== LESETEXT ==
Wir beuten fruchtbares Land schneller aus, als es sich erholen kann. Manchmal lassen wir die ausgelaugten Böden einfach zurück. Wir investieren nicht genug um sicher zu stellen, dass es auch in Zukunft genug fruchtbares Land gibt. Die Degradierung oder Verödung von Böden geht schnell, so schnell wie das Überziehen eines Kontos. Wir steuern immer schneller auf einen Punkt zu, an dem es keine Rückkehr gibt. Wir müssen unseren Kurs ändern.

Immer mehr Land wird unfruchtbar

Global gesehen haben wir rund 15 Milliarden Hektar Land - doch nur die Hälfte davon lässt sich landwirtschaftlich nutzen. Das ist unser landwirtschaftliches Guthaben. Davon haben wir fast ein Viertel ausgelaugt.

UNCCD Monique Barbut Exekutivsekretärin
Monique Barbut ist Chefin der UNCCD, der UN-Konvention gegen DesertifikationBild: DW/H. Jeppesen

Jedes Jahr degradieren wir durchschnittlich zwölf Millionen Hektar Land. Das meiste könnten wir zwar zurückgewinnen doch 500 Millionen Hektar Agrarland haben wir inzwischen degradiert zurückgelassen. Hinzu kommt dass mehr als die Hälfte unserer Agrarflächen moderat bis schwer beschädigt sind. Das ist nicht nachhaltig.

Um nachhaltig zu leben, benötigt jeder von uns 0,07 Hektar (700 Quadratmeter) Agrarfläche. Das ist Minimum. 1961 hatte jeder Mensch 0,45 Hektar - oder 4.500 Quadratmeter - zur Verfügung. 2011, 50 Jahre später, waren es rechnerisch nur noch 0,2 Hektar oder 2000 Quadratmeter. Wir können uns einfach nicht mehr leisten, noch einmal 2.500 Quadratmeter zu verlieren.

Nachfrage nach Boden steigt

Wir sind heute beim Dreifachen des Minimalbedarfs. Und die Nachfrage steigt: nach Land für Biokraftstoff und nach Wäldern, die CO2 speichern können. Darüber hinaus greift das Phänomen des Landraubs um sich, weil die Süßwasserressourcen weltweit zurückgehen.

Auch die Urbanisierung nimmt zu und wird noch mehr Land in Anspruch nehmen. Als Folge des Klimawandels werden anhaltende Dürreperioden einerseits und Überflutungen andererseits weiteren fruchtbaren Boden zerstören. Gleichzeitig wächst die Weltbevölkerung. Alle diese Faktoren werden fruchtbares Land in Anspruch nehmen, Land das wir eigentlich für den Anbau von Nahrungsmitteln brauchen.

== AUFGABEN ZUR ÜBUNG ==
**1.** Wie viel Agrarfläche braucht laut Lesetext jeder Mensch mindestens, um nachhaltig zu leben?
**2.** Führen Sie den Text über den Verlust fruchtbarer Böden im Anschluss an seinen letzten Satz fort.

[Datensatzeinträge]
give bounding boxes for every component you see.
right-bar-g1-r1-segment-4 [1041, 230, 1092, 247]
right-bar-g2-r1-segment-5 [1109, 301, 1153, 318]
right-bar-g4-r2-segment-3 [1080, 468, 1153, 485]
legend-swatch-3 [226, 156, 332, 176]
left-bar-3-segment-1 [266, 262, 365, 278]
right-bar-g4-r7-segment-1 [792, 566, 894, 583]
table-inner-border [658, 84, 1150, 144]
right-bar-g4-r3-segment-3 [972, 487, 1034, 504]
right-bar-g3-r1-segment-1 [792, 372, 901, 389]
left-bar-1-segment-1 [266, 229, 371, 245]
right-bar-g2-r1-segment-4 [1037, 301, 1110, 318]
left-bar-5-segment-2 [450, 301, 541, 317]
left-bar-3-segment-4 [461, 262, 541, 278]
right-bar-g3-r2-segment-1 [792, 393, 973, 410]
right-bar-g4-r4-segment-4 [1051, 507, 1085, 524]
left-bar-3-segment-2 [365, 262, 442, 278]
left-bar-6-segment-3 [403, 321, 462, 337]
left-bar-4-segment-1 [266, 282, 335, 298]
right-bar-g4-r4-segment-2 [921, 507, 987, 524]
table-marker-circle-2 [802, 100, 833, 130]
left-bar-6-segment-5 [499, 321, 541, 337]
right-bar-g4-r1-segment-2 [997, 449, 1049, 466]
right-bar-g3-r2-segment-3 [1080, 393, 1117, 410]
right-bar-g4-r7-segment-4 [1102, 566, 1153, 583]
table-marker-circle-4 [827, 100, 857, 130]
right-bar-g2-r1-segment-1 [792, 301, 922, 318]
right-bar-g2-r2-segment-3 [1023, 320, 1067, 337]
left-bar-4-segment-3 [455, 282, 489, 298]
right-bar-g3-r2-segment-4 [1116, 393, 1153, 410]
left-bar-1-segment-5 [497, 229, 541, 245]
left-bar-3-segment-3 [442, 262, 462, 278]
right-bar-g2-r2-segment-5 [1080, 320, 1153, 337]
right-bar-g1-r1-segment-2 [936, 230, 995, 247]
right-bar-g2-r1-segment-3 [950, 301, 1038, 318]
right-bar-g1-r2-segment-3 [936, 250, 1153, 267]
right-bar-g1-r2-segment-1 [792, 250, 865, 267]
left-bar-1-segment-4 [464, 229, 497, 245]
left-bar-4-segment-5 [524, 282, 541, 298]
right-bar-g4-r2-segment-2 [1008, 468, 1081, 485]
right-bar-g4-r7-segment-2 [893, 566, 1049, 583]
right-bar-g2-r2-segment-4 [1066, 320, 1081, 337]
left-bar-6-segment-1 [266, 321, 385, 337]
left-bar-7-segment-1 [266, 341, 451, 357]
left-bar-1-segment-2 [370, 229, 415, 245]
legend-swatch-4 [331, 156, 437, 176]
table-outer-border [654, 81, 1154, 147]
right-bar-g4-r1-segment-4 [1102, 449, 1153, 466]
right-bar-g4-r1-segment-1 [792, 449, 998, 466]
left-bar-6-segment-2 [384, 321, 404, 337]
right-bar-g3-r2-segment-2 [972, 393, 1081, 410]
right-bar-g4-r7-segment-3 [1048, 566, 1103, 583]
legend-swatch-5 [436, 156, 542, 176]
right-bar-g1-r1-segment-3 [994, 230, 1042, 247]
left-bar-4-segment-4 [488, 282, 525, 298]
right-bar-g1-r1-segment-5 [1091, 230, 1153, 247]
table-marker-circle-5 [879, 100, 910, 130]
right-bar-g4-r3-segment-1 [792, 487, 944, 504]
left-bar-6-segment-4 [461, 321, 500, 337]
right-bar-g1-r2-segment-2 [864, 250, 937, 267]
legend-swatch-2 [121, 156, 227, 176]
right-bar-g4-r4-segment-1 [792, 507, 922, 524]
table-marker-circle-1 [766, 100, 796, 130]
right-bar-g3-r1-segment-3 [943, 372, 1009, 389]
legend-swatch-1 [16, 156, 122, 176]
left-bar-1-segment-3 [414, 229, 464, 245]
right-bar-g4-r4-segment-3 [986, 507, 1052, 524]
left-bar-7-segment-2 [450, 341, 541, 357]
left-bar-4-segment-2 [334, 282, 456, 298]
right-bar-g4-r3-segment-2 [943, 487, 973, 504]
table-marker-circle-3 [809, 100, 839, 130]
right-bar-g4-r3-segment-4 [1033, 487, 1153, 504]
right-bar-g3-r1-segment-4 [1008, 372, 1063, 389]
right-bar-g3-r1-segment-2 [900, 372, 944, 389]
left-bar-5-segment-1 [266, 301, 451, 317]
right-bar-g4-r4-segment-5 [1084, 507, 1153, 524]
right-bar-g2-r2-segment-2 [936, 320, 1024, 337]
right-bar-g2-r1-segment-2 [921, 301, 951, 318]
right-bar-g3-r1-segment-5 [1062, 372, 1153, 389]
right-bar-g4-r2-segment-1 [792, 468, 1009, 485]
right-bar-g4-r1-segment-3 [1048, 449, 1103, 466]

== ANTWORTEN JE EINTRAG ==
**1.** 0,07 Hektar, also 700 Quadratmeter.

**2.**
Bodenverschmutzung in China
Wir müssen gleichwertige Ökosysteme als Ausgleich herstellen, fordert UNCCD-Exekutivsekretärin Monique BarbutBild: Getty Images

Wenn wir keinen neuen Weg einschlagen, werden wir jedes Jahr mindestens vier Millionen Hektar Neuland schaffen müssen, allein um den Nahrungsmittelbedarf bis 2015 decken zu können. Die wachsende Nachfrage nach Land kann zu Krisen führen, muss sie aber nicht - vorausgesetzt wir fangen an, unser Landkonto mit Guthaben zu füllen.

Zunächst müssen wir vermeiden, weiteres Land und Ökosysteme zu degradieren. Zweitens müssen wir, wenn wir neues Land beanspruchen, gleichzeitig zuvor degradierte Flächen zurückgewinnen und in gleichwertige Ökosysteme reintegrieren. Das wird unser Landkonto aufbessern.

In Nachhaltigkeit investieren

Diese Vision kann in September zu einer neuen, globalen Norm werden, wenn sich die internationale Gemeinschaft auf die sogenannten Sustainable Development Goals (SDGs), die nachhaltigen Entwicklungsziele, einigt.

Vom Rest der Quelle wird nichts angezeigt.